* START Task data *
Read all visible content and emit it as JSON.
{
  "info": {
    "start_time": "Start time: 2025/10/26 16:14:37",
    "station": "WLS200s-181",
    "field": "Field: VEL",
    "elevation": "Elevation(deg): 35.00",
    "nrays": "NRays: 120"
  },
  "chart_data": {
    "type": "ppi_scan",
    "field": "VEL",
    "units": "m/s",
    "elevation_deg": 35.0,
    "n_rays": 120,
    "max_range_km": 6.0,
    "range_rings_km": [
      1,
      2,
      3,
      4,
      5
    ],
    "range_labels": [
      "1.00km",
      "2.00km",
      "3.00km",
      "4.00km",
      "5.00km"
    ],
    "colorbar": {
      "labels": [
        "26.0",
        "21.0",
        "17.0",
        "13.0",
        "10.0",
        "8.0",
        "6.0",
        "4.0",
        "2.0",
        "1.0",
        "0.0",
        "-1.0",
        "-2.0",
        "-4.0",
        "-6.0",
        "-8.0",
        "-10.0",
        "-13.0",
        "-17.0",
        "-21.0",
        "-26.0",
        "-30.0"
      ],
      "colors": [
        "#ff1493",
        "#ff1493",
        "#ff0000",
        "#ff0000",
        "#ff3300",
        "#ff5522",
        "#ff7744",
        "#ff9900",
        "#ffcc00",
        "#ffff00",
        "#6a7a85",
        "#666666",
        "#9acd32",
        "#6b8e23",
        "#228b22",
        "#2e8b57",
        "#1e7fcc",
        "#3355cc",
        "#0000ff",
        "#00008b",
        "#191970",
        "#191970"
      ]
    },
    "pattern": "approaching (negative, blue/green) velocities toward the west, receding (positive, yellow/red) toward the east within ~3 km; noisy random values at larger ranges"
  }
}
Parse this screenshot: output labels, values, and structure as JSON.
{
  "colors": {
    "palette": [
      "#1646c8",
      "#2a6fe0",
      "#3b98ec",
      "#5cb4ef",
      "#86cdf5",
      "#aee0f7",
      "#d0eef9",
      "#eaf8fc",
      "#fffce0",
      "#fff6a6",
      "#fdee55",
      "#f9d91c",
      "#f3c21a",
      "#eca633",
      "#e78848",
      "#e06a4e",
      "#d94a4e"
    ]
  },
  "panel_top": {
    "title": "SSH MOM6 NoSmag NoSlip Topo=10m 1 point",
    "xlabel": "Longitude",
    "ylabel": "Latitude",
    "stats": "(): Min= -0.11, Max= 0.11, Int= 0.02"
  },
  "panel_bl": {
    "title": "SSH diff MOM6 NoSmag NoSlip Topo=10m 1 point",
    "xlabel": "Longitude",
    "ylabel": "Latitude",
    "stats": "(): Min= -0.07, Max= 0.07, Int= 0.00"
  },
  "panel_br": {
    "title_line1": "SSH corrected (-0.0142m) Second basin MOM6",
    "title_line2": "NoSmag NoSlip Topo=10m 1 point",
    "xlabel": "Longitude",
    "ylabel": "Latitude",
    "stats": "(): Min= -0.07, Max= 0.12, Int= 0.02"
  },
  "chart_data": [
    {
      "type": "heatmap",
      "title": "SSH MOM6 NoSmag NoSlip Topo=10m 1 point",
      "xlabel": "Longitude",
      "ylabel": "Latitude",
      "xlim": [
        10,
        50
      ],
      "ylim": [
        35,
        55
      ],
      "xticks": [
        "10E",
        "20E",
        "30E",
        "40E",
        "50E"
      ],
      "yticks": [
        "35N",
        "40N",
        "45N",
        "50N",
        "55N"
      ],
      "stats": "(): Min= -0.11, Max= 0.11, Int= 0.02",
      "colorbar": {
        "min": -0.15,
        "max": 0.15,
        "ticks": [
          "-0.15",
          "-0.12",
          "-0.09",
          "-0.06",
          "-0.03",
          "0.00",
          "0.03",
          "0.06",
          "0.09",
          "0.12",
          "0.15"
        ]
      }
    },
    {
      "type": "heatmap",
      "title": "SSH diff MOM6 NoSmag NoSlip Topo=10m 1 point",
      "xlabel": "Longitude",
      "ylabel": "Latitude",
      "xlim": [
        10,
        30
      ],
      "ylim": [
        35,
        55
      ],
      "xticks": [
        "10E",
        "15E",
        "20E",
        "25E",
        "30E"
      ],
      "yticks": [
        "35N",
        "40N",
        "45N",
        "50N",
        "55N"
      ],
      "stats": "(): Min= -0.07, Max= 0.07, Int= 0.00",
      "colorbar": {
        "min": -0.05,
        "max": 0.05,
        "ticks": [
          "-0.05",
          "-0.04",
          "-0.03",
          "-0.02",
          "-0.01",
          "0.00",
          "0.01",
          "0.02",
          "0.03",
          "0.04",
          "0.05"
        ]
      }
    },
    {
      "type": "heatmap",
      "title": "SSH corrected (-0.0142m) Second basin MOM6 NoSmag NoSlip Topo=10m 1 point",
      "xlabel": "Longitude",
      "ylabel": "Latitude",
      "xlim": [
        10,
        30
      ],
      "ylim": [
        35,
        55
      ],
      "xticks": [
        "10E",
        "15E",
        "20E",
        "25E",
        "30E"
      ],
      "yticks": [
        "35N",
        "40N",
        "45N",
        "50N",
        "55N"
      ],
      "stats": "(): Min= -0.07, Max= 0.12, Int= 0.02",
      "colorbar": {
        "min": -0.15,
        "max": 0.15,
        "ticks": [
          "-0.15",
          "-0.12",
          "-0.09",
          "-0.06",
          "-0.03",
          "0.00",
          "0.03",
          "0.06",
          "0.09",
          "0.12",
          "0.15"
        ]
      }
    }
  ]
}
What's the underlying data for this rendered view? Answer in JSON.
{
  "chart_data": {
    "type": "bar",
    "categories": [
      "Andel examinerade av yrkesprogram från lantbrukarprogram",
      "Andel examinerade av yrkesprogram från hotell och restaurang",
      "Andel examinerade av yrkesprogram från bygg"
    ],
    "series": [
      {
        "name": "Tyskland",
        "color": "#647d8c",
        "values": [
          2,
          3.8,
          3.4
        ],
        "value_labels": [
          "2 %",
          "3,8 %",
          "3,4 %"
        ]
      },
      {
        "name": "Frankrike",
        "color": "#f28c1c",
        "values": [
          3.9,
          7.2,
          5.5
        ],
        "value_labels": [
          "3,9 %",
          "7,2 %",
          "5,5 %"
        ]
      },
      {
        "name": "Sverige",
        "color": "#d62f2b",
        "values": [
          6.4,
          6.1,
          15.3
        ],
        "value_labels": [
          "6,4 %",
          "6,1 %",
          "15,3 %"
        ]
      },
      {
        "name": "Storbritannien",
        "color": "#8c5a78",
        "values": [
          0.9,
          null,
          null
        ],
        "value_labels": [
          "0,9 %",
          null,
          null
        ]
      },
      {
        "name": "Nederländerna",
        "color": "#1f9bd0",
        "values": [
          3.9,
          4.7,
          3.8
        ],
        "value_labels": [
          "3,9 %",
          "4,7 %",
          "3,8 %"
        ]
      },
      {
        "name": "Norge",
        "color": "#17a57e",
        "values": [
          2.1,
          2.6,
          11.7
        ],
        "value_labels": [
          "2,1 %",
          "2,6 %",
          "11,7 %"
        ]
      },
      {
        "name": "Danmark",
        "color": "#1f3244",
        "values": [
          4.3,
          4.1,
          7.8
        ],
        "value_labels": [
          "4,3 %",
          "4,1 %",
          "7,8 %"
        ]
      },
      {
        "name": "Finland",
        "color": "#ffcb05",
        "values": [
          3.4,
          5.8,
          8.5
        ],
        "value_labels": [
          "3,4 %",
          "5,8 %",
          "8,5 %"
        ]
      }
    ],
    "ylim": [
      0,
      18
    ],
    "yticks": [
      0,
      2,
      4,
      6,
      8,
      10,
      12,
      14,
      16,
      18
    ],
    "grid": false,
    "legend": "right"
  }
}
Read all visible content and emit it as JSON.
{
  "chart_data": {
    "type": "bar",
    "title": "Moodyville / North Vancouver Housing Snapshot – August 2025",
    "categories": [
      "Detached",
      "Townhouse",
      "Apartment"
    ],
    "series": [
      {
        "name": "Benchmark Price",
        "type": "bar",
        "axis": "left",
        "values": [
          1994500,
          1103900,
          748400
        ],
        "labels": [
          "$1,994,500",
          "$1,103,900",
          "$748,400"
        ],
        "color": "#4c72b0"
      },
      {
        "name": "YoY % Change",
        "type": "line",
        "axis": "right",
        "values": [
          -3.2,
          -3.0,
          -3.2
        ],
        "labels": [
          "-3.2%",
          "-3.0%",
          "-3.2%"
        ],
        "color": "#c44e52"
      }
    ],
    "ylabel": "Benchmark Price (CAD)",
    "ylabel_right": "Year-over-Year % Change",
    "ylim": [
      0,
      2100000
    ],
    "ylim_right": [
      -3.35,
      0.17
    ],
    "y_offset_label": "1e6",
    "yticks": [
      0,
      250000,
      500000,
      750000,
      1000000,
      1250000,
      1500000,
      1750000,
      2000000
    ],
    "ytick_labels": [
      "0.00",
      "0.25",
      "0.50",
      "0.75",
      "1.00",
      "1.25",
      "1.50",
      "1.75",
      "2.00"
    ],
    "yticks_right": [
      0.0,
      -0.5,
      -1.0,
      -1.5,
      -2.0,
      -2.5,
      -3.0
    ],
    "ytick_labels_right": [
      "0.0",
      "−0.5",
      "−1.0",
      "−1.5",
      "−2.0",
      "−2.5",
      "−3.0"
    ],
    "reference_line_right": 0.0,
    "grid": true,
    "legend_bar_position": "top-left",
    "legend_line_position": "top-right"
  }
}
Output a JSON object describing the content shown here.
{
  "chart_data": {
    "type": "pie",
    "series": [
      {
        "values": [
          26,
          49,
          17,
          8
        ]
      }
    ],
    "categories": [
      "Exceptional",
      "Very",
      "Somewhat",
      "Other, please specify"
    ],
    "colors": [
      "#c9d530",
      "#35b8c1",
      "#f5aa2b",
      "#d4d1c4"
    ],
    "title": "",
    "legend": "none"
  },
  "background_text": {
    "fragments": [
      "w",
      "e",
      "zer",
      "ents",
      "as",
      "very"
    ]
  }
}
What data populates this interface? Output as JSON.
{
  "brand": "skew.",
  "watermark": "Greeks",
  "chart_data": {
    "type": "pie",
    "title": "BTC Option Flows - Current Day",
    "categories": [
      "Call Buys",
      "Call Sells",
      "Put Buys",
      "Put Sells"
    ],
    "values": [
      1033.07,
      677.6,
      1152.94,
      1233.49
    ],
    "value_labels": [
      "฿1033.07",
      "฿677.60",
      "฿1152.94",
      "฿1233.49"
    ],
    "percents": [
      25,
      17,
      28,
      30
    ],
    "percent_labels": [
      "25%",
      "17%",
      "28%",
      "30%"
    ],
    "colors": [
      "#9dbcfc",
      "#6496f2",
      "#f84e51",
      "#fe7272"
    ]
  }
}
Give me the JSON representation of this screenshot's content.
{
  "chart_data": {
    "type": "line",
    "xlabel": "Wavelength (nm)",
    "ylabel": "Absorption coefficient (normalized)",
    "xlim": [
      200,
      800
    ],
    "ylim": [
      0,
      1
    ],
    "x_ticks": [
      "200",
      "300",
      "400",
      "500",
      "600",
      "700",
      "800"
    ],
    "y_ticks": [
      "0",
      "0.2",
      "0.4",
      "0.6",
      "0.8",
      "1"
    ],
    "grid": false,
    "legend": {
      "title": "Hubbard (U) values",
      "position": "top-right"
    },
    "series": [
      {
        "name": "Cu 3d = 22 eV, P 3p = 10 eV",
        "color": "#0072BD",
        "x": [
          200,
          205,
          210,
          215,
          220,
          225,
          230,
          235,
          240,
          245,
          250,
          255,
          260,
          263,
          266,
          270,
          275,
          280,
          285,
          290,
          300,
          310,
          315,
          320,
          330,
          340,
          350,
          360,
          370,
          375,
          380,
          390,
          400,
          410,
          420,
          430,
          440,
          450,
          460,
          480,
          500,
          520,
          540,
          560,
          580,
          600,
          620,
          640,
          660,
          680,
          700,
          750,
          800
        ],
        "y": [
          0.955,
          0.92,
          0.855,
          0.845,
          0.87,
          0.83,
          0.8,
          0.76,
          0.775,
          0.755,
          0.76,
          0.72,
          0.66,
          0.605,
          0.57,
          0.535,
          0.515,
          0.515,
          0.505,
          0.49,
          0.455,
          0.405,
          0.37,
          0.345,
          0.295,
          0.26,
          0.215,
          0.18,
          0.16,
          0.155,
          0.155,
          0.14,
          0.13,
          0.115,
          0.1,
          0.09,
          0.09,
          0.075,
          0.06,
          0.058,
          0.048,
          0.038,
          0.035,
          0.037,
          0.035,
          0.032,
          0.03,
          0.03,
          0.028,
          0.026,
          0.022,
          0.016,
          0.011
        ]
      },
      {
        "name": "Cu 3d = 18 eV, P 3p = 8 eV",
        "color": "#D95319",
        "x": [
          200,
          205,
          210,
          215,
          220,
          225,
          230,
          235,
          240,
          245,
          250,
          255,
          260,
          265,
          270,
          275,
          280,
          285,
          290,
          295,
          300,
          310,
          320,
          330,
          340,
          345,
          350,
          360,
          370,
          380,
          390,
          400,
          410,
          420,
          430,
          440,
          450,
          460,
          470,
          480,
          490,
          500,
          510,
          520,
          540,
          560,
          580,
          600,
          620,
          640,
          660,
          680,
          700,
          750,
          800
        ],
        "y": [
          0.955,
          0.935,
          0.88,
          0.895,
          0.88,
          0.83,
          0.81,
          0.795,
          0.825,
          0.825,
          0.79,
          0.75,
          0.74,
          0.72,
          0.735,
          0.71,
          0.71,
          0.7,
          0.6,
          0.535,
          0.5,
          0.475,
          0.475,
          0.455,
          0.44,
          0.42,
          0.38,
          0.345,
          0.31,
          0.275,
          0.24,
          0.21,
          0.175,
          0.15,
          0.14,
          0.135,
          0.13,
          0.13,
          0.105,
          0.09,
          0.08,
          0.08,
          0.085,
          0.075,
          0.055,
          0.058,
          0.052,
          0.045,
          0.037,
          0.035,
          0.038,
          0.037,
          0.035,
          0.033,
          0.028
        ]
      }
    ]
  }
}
* END Task data *
▶ [Task]:
From the listing above, collect each line in which the string "Price" appears.

▶ [Full answer]:
        "name": "Benchmark Price",
    "ylabel": "Benchmark Price (CAD)",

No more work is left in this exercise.